* Your goal: Work out how many lines in the data hold the word "délais", and reply with that number only.

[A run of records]
╔══

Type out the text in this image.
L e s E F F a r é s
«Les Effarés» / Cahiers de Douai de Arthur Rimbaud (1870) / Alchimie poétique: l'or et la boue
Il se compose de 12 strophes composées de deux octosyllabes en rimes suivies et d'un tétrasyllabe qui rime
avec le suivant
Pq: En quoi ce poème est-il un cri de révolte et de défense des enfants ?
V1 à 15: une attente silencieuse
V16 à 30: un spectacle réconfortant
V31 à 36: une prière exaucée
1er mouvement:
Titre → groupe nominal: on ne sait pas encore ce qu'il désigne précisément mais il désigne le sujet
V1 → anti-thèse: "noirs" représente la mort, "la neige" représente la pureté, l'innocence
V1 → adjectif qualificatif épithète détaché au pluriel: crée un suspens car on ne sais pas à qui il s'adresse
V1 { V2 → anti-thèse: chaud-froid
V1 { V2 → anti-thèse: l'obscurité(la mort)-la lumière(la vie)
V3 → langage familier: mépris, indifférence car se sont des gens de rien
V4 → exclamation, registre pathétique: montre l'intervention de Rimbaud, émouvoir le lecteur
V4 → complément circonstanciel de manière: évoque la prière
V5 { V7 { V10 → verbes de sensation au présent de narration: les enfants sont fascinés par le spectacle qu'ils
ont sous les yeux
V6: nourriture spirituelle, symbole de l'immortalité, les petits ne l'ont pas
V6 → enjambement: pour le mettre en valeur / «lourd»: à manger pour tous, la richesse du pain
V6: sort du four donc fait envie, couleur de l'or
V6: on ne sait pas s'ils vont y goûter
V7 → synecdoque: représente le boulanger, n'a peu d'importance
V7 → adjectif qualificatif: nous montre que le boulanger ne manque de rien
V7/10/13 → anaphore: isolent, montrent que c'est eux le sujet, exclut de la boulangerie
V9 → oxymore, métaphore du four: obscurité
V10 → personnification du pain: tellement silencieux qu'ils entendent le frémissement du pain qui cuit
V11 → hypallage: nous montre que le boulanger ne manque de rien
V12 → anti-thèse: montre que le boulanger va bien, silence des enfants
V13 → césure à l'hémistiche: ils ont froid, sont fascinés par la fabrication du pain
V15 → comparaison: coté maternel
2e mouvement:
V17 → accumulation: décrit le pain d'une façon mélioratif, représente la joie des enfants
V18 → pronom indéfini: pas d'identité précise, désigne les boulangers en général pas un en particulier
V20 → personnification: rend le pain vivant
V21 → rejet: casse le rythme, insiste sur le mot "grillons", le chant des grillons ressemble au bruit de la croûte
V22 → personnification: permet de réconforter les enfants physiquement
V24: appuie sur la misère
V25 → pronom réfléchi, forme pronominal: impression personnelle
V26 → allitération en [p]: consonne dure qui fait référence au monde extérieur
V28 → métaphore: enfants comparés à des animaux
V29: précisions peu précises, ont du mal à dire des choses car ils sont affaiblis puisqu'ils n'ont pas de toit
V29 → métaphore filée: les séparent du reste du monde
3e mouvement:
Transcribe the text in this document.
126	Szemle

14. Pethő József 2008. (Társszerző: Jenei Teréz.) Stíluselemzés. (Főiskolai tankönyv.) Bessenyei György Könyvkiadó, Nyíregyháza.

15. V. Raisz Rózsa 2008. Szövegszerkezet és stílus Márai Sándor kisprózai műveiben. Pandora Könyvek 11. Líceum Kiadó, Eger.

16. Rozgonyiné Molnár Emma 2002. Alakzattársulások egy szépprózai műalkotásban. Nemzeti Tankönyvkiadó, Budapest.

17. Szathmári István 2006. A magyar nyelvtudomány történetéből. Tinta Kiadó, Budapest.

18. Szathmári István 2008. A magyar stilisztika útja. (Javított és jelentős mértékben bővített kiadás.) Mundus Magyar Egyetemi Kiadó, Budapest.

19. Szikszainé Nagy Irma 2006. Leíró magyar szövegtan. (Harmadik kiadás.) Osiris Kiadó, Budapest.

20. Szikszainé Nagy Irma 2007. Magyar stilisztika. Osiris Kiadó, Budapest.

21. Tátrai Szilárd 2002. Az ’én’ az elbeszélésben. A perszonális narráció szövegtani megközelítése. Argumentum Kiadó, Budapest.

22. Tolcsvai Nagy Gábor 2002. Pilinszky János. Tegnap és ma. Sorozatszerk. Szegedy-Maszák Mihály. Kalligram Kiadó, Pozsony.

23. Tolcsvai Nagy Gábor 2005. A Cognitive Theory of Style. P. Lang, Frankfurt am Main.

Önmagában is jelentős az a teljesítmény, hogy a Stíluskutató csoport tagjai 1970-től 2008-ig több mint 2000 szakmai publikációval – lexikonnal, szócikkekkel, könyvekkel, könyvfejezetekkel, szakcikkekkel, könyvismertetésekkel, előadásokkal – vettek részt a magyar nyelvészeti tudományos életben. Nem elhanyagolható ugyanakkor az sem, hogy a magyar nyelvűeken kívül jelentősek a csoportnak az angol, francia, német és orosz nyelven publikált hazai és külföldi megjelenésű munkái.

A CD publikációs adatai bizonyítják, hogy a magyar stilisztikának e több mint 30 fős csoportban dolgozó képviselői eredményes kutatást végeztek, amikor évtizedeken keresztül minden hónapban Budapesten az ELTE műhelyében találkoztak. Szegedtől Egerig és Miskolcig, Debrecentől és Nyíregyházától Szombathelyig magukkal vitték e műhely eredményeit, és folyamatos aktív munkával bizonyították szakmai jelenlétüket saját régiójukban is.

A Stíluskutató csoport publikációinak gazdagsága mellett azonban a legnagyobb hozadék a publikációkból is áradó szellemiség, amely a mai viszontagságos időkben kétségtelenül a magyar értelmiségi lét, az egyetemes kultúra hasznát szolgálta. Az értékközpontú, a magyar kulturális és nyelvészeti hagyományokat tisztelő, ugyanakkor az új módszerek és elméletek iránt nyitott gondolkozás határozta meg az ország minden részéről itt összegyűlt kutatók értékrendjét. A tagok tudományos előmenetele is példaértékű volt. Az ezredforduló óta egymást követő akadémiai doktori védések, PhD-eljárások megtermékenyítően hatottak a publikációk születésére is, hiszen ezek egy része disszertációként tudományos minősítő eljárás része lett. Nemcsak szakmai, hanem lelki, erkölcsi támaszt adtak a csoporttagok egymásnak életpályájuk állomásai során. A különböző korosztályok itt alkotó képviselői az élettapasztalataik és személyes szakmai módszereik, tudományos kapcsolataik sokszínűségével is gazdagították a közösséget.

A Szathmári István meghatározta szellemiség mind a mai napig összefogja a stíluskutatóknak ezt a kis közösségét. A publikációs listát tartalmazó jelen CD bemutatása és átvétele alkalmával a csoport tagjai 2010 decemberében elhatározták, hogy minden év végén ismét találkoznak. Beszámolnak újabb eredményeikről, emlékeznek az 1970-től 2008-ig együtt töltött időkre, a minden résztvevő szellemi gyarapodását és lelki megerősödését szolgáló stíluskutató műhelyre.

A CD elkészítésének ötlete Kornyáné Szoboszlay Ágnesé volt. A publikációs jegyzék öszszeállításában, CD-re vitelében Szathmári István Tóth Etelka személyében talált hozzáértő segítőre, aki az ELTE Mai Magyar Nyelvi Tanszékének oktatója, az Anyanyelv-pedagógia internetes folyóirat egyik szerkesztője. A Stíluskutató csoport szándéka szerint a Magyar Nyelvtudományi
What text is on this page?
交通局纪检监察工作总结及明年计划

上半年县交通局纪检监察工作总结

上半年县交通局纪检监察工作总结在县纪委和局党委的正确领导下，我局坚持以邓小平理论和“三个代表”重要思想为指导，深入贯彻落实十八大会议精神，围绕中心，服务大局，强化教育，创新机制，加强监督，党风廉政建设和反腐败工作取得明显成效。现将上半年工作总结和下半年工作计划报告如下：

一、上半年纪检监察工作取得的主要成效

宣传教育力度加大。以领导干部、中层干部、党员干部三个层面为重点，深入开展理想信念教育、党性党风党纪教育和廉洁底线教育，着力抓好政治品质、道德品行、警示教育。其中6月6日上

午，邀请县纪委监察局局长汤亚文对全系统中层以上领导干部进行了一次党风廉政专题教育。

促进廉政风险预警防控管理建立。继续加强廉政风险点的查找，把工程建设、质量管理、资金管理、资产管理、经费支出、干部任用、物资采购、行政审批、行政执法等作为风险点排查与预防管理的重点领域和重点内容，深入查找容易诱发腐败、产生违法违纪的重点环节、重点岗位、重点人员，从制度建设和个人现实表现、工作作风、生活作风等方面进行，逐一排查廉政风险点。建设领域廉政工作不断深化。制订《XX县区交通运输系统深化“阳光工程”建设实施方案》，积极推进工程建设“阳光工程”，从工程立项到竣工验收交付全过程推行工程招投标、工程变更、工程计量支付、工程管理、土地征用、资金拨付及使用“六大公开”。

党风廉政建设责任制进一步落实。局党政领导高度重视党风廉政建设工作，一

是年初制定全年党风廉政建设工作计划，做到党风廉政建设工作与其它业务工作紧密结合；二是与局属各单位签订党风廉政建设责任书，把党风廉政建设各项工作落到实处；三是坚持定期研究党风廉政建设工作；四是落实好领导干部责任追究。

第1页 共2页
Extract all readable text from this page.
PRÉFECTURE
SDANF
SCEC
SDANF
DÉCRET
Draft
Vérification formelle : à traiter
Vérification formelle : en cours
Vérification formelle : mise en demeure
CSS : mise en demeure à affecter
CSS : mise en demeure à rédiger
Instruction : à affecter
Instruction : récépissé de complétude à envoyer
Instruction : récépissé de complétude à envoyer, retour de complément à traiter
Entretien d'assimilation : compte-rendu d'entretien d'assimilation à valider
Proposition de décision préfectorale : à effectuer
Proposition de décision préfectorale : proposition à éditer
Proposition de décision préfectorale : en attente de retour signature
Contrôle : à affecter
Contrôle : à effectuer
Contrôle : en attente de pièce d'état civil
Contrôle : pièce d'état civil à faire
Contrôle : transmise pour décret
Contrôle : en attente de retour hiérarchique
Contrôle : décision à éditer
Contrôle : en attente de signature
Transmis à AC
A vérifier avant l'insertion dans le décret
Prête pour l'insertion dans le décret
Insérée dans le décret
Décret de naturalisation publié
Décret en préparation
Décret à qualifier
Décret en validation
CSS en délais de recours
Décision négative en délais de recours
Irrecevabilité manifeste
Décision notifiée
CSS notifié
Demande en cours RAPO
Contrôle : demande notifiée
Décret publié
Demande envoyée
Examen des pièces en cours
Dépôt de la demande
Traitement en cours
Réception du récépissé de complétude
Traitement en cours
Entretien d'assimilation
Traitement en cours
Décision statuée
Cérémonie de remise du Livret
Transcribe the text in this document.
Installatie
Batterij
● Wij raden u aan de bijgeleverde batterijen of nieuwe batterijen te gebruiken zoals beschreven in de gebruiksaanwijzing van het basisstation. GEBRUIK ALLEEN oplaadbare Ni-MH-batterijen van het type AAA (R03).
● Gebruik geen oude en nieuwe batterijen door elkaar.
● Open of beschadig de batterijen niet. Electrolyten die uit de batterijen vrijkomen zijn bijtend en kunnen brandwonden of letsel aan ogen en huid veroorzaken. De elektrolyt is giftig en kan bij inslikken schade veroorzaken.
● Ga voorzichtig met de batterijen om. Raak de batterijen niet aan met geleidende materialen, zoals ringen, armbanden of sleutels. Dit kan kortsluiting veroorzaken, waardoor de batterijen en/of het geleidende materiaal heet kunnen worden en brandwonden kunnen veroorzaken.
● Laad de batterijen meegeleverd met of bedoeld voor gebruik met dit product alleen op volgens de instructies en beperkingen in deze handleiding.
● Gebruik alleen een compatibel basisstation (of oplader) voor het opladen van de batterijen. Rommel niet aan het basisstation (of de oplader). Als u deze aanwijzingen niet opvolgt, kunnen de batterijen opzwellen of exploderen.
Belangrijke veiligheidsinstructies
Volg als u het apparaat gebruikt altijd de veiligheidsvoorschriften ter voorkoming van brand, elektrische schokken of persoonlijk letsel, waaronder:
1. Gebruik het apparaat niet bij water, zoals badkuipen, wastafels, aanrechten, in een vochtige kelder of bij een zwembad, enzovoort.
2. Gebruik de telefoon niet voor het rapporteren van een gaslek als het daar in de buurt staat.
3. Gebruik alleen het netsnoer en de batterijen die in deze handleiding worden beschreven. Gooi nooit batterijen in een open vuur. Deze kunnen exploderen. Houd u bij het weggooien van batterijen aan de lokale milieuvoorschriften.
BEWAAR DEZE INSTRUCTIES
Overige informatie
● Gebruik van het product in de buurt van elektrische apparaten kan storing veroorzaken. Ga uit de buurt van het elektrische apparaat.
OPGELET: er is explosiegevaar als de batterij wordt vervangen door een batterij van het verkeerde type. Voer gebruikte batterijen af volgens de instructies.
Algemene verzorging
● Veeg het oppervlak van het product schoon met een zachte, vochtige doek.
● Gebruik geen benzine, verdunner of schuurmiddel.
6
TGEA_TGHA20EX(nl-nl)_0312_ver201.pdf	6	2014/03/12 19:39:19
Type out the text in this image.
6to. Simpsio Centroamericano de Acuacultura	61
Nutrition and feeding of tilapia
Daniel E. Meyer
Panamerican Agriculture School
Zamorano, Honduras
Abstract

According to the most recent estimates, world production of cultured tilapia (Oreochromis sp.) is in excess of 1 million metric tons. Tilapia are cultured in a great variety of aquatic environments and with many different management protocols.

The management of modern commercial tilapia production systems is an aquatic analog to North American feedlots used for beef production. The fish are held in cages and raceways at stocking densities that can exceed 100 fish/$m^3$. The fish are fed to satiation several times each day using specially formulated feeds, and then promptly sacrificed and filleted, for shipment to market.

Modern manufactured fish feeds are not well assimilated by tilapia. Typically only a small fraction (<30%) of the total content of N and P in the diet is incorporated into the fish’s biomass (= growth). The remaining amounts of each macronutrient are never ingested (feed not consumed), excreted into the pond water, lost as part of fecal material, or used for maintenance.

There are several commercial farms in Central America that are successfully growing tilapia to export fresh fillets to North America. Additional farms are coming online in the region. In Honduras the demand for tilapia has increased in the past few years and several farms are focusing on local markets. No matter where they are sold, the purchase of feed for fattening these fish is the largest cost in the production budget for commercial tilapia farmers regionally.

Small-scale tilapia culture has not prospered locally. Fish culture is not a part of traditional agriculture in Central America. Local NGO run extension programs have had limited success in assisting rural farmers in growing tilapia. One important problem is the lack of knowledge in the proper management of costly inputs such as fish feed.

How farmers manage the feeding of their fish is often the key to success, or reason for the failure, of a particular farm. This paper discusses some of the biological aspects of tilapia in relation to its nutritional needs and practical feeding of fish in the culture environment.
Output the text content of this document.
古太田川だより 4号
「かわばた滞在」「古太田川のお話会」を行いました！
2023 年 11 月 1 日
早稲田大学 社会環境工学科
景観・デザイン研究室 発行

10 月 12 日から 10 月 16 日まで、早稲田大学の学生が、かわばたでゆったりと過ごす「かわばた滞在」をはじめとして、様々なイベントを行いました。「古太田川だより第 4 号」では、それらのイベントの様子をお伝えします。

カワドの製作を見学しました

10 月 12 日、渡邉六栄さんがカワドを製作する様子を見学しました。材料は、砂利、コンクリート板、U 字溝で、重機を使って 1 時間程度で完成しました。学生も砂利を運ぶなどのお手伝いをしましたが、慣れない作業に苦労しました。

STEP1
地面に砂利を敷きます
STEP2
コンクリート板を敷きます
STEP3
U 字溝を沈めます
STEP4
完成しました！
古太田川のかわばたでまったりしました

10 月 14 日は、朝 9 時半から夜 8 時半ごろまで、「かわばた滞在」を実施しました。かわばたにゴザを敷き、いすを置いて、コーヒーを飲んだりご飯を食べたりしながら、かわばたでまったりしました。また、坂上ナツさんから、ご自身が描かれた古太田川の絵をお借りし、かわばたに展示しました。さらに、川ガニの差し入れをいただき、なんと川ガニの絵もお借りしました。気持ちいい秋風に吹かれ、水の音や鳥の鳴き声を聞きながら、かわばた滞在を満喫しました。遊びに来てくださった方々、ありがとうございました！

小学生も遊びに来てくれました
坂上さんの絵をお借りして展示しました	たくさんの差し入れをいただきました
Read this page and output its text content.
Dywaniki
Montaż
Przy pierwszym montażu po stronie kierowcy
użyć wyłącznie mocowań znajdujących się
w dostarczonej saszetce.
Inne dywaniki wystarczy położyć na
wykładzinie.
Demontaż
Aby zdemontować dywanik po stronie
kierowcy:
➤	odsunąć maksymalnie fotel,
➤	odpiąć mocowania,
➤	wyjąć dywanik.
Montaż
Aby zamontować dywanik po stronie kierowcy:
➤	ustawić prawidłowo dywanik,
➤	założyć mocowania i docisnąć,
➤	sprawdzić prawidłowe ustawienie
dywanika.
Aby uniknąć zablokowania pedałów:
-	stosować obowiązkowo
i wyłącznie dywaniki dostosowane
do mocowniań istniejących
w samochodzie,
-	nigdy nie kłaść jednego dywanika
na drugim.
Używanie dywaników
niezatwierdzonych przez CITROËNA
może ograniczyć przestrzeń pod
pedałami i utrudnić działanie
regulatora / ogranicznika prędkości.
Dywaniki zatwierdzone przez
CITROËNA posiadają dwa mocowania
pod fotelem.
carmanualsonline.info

╚══

* Full output: 2